[Data records]
□ □ □

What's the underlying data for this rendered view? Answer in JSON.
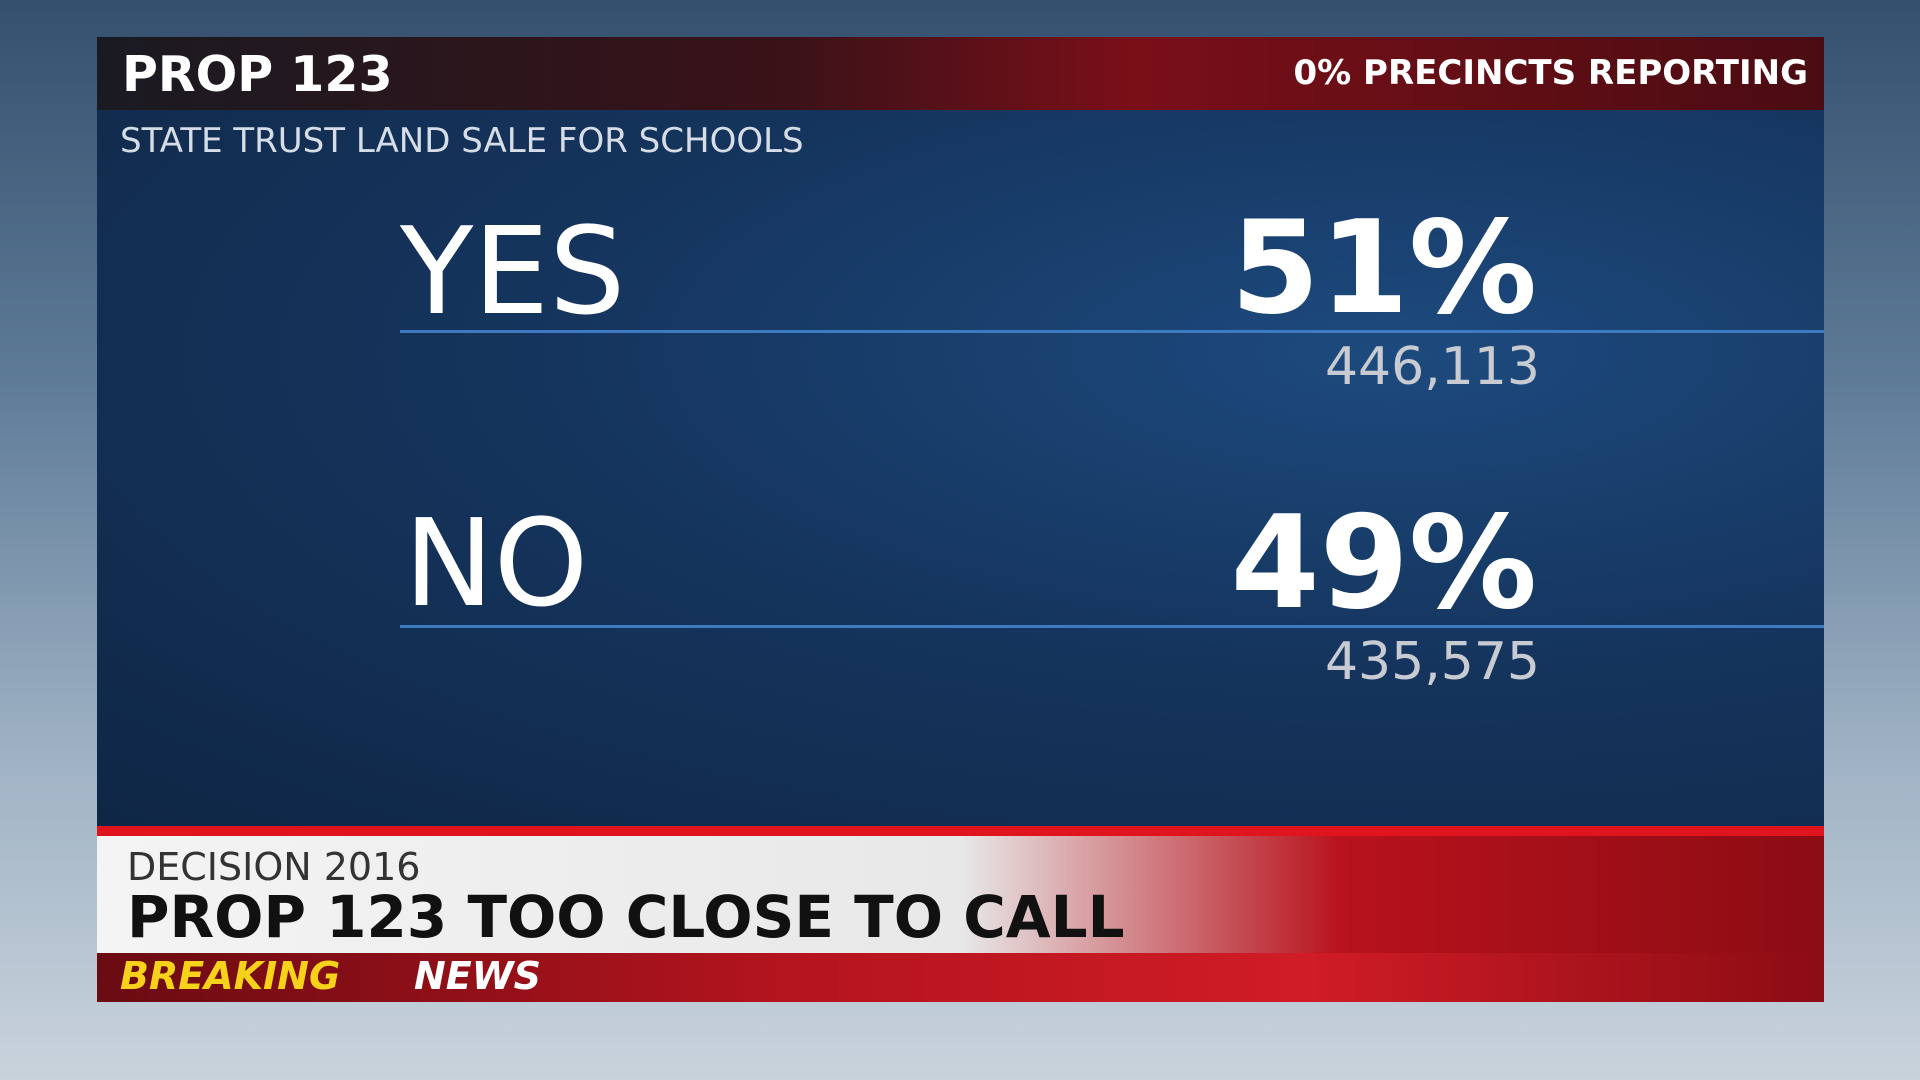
{
  "header": {
    "title": "PROP 123",
    "reporting": "0% PRECINCTS REPORTING",
    "subtitle": "STATE TRUST LAND SALE FOR SCHOOLS"
  },
  "results": [
    {
      "label": "YES",
      "percent": "51%",
      "votes": "446,113"
    },
    {
      "label": "NO",
      "percent": "49%",
      "votes": "435,575"
    }
  ],
  "ticker": {
    "kicker": "DECISION 2016",
    "headline": "PROP 123 TOO CLOSE TO CALL",
    "breaking": "BREAKING",
    "news": "NEWS"
  }
}
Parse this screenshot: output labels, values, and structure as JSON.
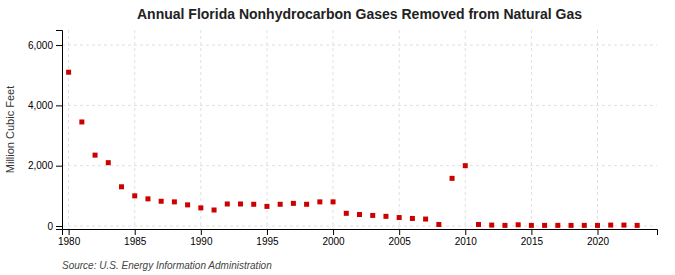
{
  "chart_data": {
    "type": "scatter",
    "title": "Annual Florida Nonhydrocarbon Gases Removed from Natural Gas",
    "ylabel": "Million Cubic Feet",
    "annotations": [
      "Source: U.S. Energy Information Administration"
    ],
    "x": [
      1980,
      1981,
      1982,
      1983,
      1984,
      1985,
      1986,
      1987,
      1988,
      1989,
      1990,
      1991,
      1992,
      1993,
      1994,
      1995,
      1996,
      1997,
      1998,
      1999,
      2000,
      2001,
      2002,
      2003,
      2004,
      2005,
      2006,
      2007,
      2008,
      2009,
      2010,
      2011,
      2012,
      2013,
      2014,
      2015,
      2016,
      2017,
      2018,
      2019,
      2020,
      2021,
      2022,
      2023
    ],
    "values": [
      5100,
      3450,
      2350,
      2100,
      1300,
      1000,
      900,
      820,
      800,
      700,
      600,
      530,
      730,
      730,
      720,
      650,
      720,
      750,
      720,
      800,
      800,
      420,
      380,
      350,
      320,
      280,
      250,
      230,
      50,
      1580,
      2000,
      50,
      30,
      20,
      40,
      20,
      20,
      20,
      20,
      20,
      20,
      30,
      30,
      20
    ],
    "color": "#cc0000",
    "marker": "square",
    "xlim": [
      1979.5,
      2024.5
    ],
    "ylim": [
      -100,
      6500
    ],
    "xticks": [
      1980,
      1985,
      1990,
      1995,
      2000,
      2005,
      2010,
      2015,
      2020
    ],
    "yticks": [
      0,
      {
        "value": 2000,
        "label": "2,000"
      },
      {
        "value": 4000,
        "label": "4,000"
      },
      {
        "value": 6000,
        "label": "6,000"
      }
    ],
    "grid": true
  }
}
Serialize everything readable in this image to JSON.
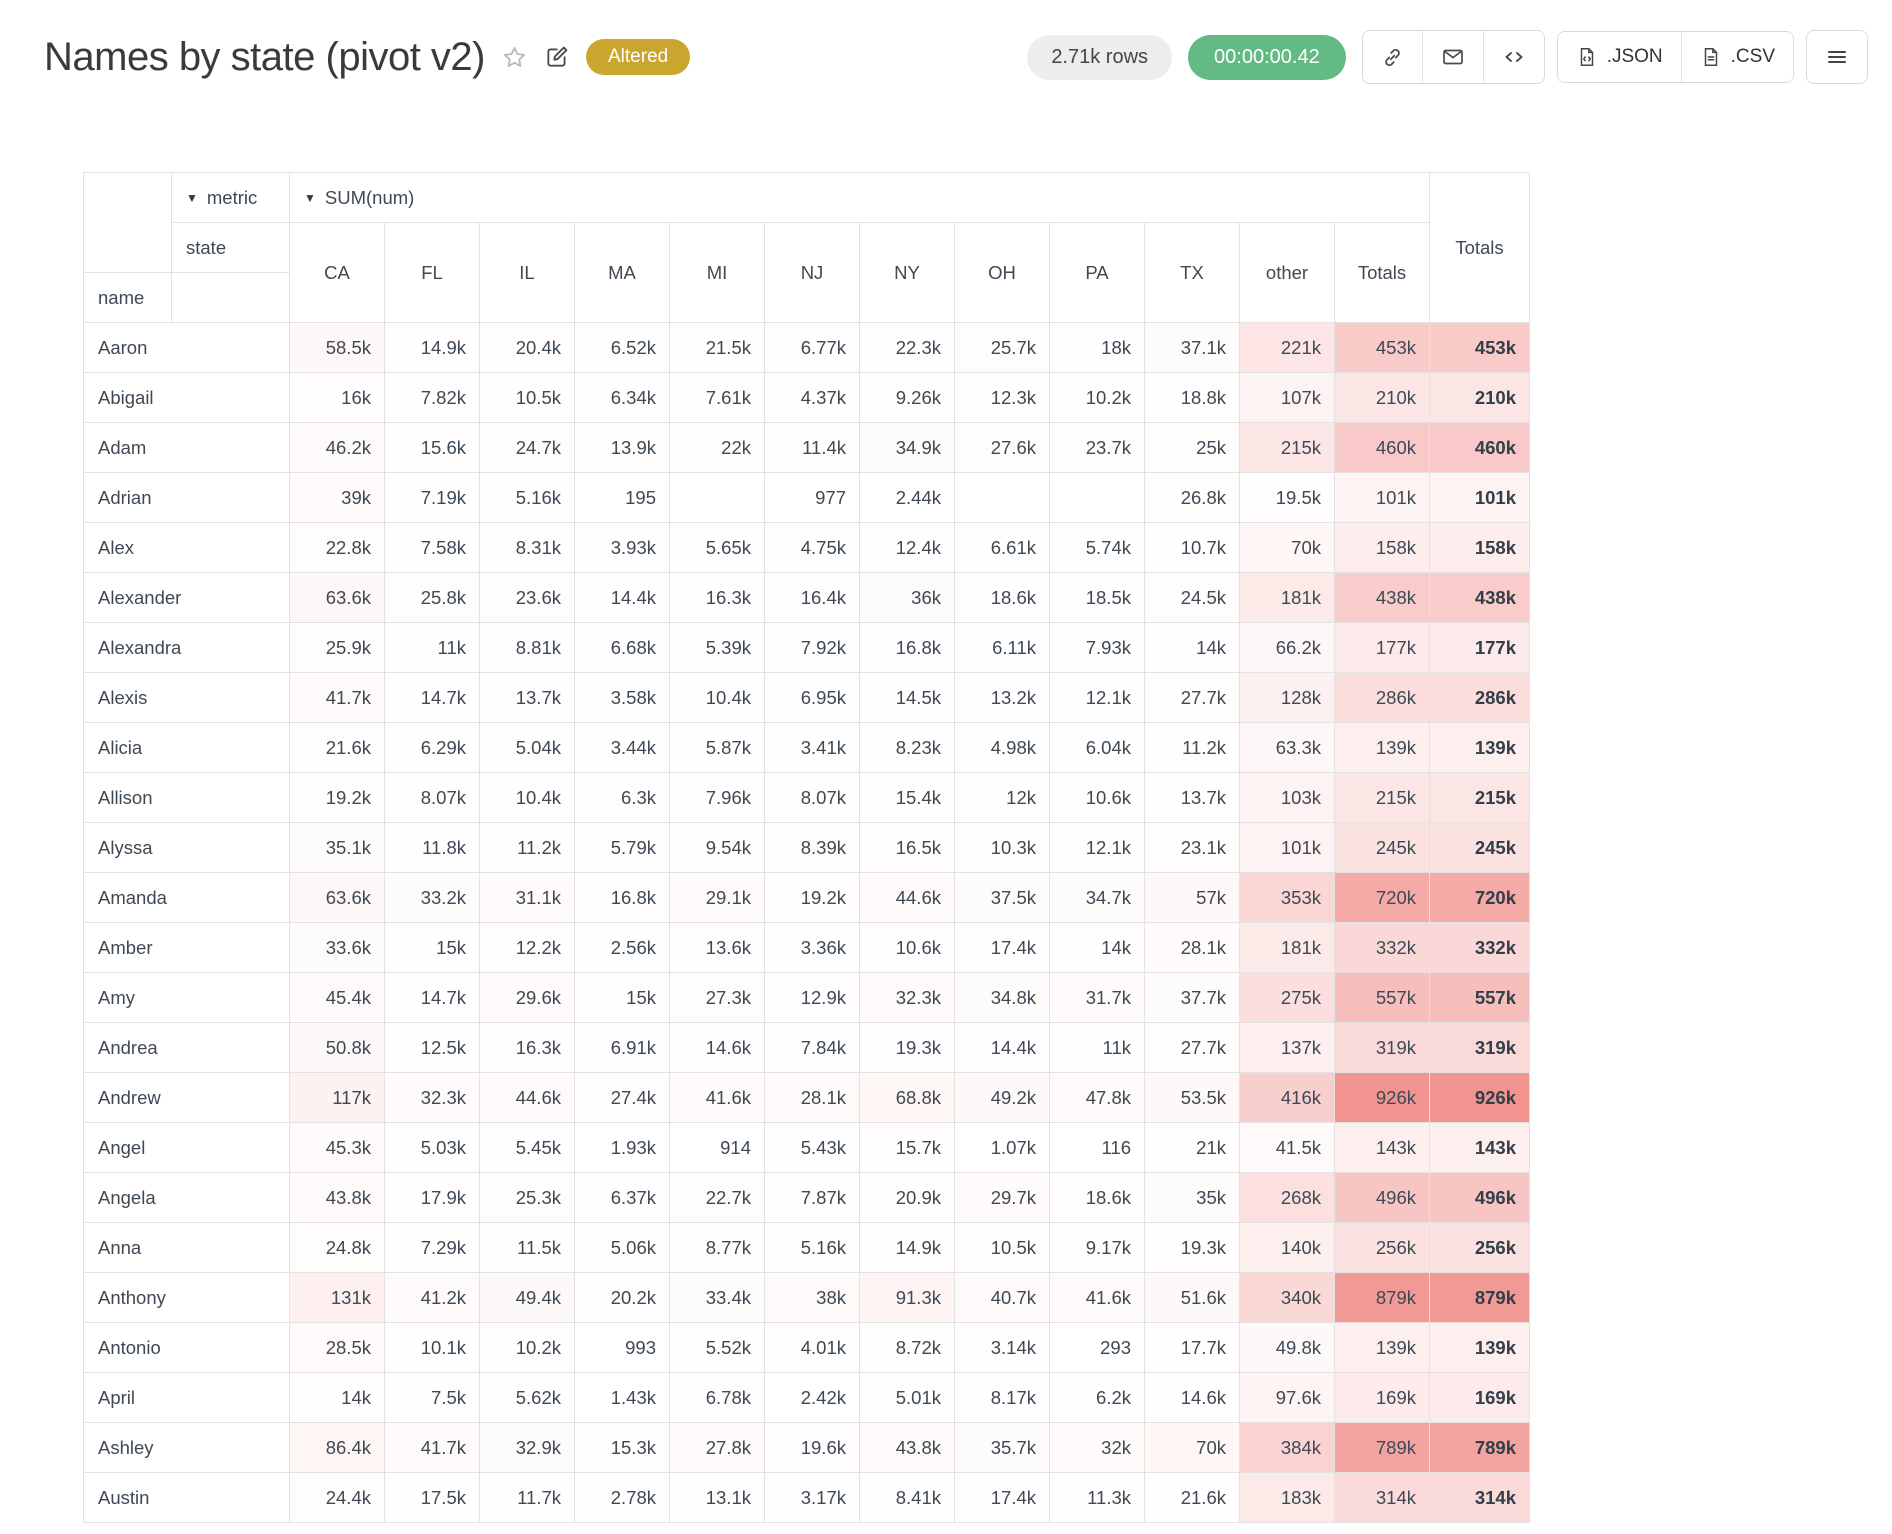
{
  "header": {
    "title": "Names by state (pivot v2)",
    "altered_label": "Altered",
    "row_count": "2.71k rows",
    "duration": "00:00:00.42",
    "export_json_label": ".JSON",
    "export_csv_label": ".CSV"
  },
  "colors": {
    "heatmap_base": "#eb6964",
    "altered_badge_bg": "#cba62f",
    "duration_badge_bg": "#64ba85",
    "row_count_badge_bg": "#ededed"
  },
  "table": {
    "filter_icon": "▼",
    "metric_label": "metric",
    "sum_label": "SUM(num)",
    "state_label": "state",
    "name_label": "name",
    "totals_col_label": "Totals",
    "grand_totals_label": "Totals",
    "columns": [
      "CA",
      "FL",
      "IL",
      "MA",
      "MI",
      "NJ",
      "NY",
      "OH",
      "PA",
      "TX",
      "other"
    ],
    "rows": [
      {
        "name": "Aaron",
        "values": [
          "58.5k",
          "14.9k",
          "20.4k",
          "6.52k",
          "21.5k",
          "6.77k",
          "22.3k",
          "25.7k",
          "18k",
          "37.1k",
          "221k"
        ],
        "total": "453k"
      },
      {
        "name": "Abigail",
        "values": [
          "16k",
          "7.82k",
          "10.5k",
          "6.34k",
          "7.61k",
          "4.37k",
          "9.26k",
          "12.3k",
          "10.2k",
          "18.8k",
          "107k"
        ],
        "total": "210k"
      },
      {
        "name": "Adam",
        "values": [
          "46.2k",
          "15.6k",
          "24.7k",
          "13.9k",
          "22k",
          "11.4k",
          "34.9k",
          "27.6k",
          "23.7k",
          "25k",
          "215k"
        ],
        "total": "460k"
      },
      {
        "name": "Adrian",
        "values": [
          "39k",
          "7.19k",
          "5.16k",
          "195",
          "",
          "977",
          "2.44k",
          "",
          "",
          "26.8k",
          "19.5k"
        ],
        "total": "101k"
      },
      {
        "name": "Alex",
        "values": [
          "22.8k",
          "7.58k",
          "8.31k",
          "3.93k",
          "5.65k",
          "4.75k",
          "12.4k",
          "6.61k",
          "5.74k",
          "10.7k",
          "70k"
        ],
        "total": "158k"
      },
      {
        "name": "Alexander",
        "values": [
          "63.6k",
          "25.8k",
          "23.6k",
          "14.4k",
          "16.3k",
          "16.4k",
          "36k",
          "18.6k",
          "18.5k",
          "24.5k",
          "181k"
        ],
        "total": "438k"
      },
      {
        "name": "Alexandra",
        "values": [
          "25.9k",
          "11k",
          "8.81k",
          "6.68k",
          "5.39k",
          "7.92k",
          "16.8k",
          "6.11k",
          "7.93k",
          "14k",
          "66.2k"
        ],
        "total": "177k"
      },
      {
        "name": "Alexis",
        "values": [
          "41.7k",
          "14.7k",
          "13.7k",
          "3.58k",
          "10.4k",
          "6.95k",
          "14.5k",
          "13.2k",
          "12.1k",
          "27.7k",
          "128k"
        ],
        "total": "286k"
      },
      {
        "name": "Alicia",
        "values": [
          "21.6k",
          "6.29k",
          "5.04k",
          "3.44k",
          "5.87k",
          "3.41k",
          "8.23k",
          "4.98k",
          "6.04k",
          "11.2k",
          "63.3k"
        ],
        "total": "139k"
      },
      {
        "name": "Allison",
        "values": [
          "19.2k",
          "8.07k",
          "10.4k",
          "6.3k",
          "7.96k",
          "8.07k",
          "15.4k",
          "12k",
          "10.6k",
          "13.7k",
          "103k"
        ],
        "total": "215k"
      },
      {
        "name": "Alyssa",
        "values": [
          "35.1k",
          "11.8k",
          "11.2k",
          "5.79k",
          "9.54k",
          "8.39k",
          "16.5k",
          "10.3k",
          "12.1k",
          "23.1k",
          "101k"
        ],
        "total": "245k"
      },
      {
        "name": "Amanda",
        "values": [
          "63.6k",
          "33.2k",
          "31.1k",
          "16.8k",
          "29.1k",
          "19.2k",
          "44.6k",
          "37.5k",
          "34.7k",
          "57k",
          "353k"
        ],
        "total": "720k"
      },
      {
        "name": "Amber",
        "values": [
          "33.6k",
          "15k",
          "12.2k",
          "2.56k",
          "13.6k",
          "3.36k",
          "10.6k",
          "17.4k",
          "14k",
          "28.1k",
          "181k"
        ],
        "total": "332k"
      },
      {
        "name": "Amy",
        "values": [
          "45.4k",
          "14.7k",
          "29.6k",
          "15k",
          "27.3k",
          "12.9k",
          "32.3k",
          "34.8k",
          "31.7k",
          "37.7k",
          "275k"
        ],
        "total": "557k"
      },
      {
        "name": "Andrea",
        "values": [
          "50.8k",
          "12.5k",
          "16.3k",
          "6.91k",
          "14.6k",
          "7.84k",
          "19.3k",
          "14.4k",
          "11k",
          "27.7k",
          "137k"
        ],
        "total": "319k"
      },
      {
        "name": "Andrew",
        "values": [
          "117k",
          "32.3k",
          "44.6k",
          "27.4k",
          "41.6k",
          "28.1k",
          "68.8k",
          "49.2k",
          "47.8k",
          "53.5k",
          "416k"
        ],
        "total": "926k"
      },
      {
        "name": "Angel",
        "values": [
          "45.3k",
          "5.03k",
          "5.45k",
          "1.93k",
          "914",
          "5.43k",
          "15.7k",
          "1.07k",
          "116",
          "21k",
          "41.5k"
        ],
        "total": "143k"
      },
      {
        "name": "Angela",
        "values": [
          "43.8k",
          "17.9k",
          "25.3k",
          "6.37k",
          "22.7k",
          "7.87k",
          "20.9k",
          "29.7k",
          "18.6k",
          "35k",
          "268k"
        ],
        "total": "496k"
      },
      {
        "name": "Anna",
        "values": [
          "24.8k",
          "7.29k",
          "11.5k",
          "5.06k",
          "8.77k",
          "5.16k",
          "14.9k",
          "10.5k",
          "9.17k",
          "19.3k",
          "140k"
        ],
        "total": "256k"
      },
      {
        "name": "Anthony",
        "values": [
          "131k",
          "41.2k",
          "49.4k",
          "20.2k",
          "33.4k",
          "38k",
          "91.3k",
          "40.7k",
          "41.6k",
          "51.6k",
          "340k"
        ],
        "total": "879k"
      },
      {
        "name": "Antonio",
        "values": [
          "28.5k",
          "10.1k",
          "10.2k",
          "993",
          "5.52k",
          "4.01k",
          "8.72k",
          "3.14k",
          "293",
          "17.7k",
          "49.8k"
        ],
        "total": "139k"
      },
      {
        "name": "April",
        "values": [
          "14k",
          "7.5k",
          "5.62k",
          "1.43k",
          "6.78k",
          "2.42k",
          "5.01k",
          "8.17k",
          "6.2k",
          "14.6k",
          "97.6k"
        ],
        "total": "169k"
      },
      {
        "name": "Ashley",
        "values": [
          "86.4k",
          "41.7k",
          "32.9k",
          "15.3k",
          "27.8k",
          "19.6k",
          "43.8k",
          "35.7k",
          "32k",
          "70k",
          "384k"
        ],
        "total": "789k"
      },
      {
        "name": "Austin",
        "values": [
          "24.4k",
          "17.5k",
          "11.7k",
          "2.78k",
          "13.1k",
          "3.17k",
          "8.41k",
          "17.4k",
          "11.3k",
          "21.6k",
          "183k"
        ],
        "total": "314k"
      }
    ]
  }
}
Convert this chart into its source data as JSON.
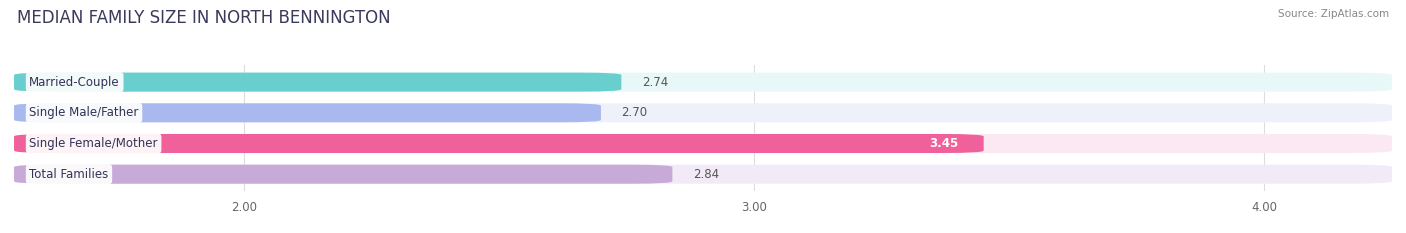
{
  "title": "MEDIAN FAMILY SIZE IN NORTH BENNINGTON",
  "source": "Source: ZipAtlas.com",
  "categories": [
    "Married-Couple",
    "Single Male/Father",
    "Single Female/Mother",
    "Total Families"
  ],
  "values": [
    2.74,
    2.7,
    3.45,
    2.84
  ],
  "bar_colors": [
    "#68cece",
    "#aab8f0",
    "#f0609a",
    "#c8aad8"
  ],
  "bar_bg_colors": [
    "#e8f8f8",
    "#eef0fa",
    "#fce8f2",
    "#f2eaf6"
  ],
  "xmin": 1.55,
  "xmax": 4.25,
  "xticks": [
    2.0,
    3.0,
    4.0
  ],
  "xtick_labels": [
    "2.00",
    "3.00",
    "4.00"
  ],
  "label_fontsize": 8.5,
  "title_fontsize": 12,
  "value_fontsize": 8.5,
  "value_color_inside": "#ffffff",
  "value_color_outside": "#555555",
  "background_color": "#ffffff",
  "grid_color": "#dddddd",
  "title_color": "#3a3a5a"
}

□ □ □

### EXERCISE
From the listing above, collect every line that mentions the word "ffffff".

### FINISHED EXERCISE
  "value_color_inside": "#ffffff",
  "background_color": "#ffffff",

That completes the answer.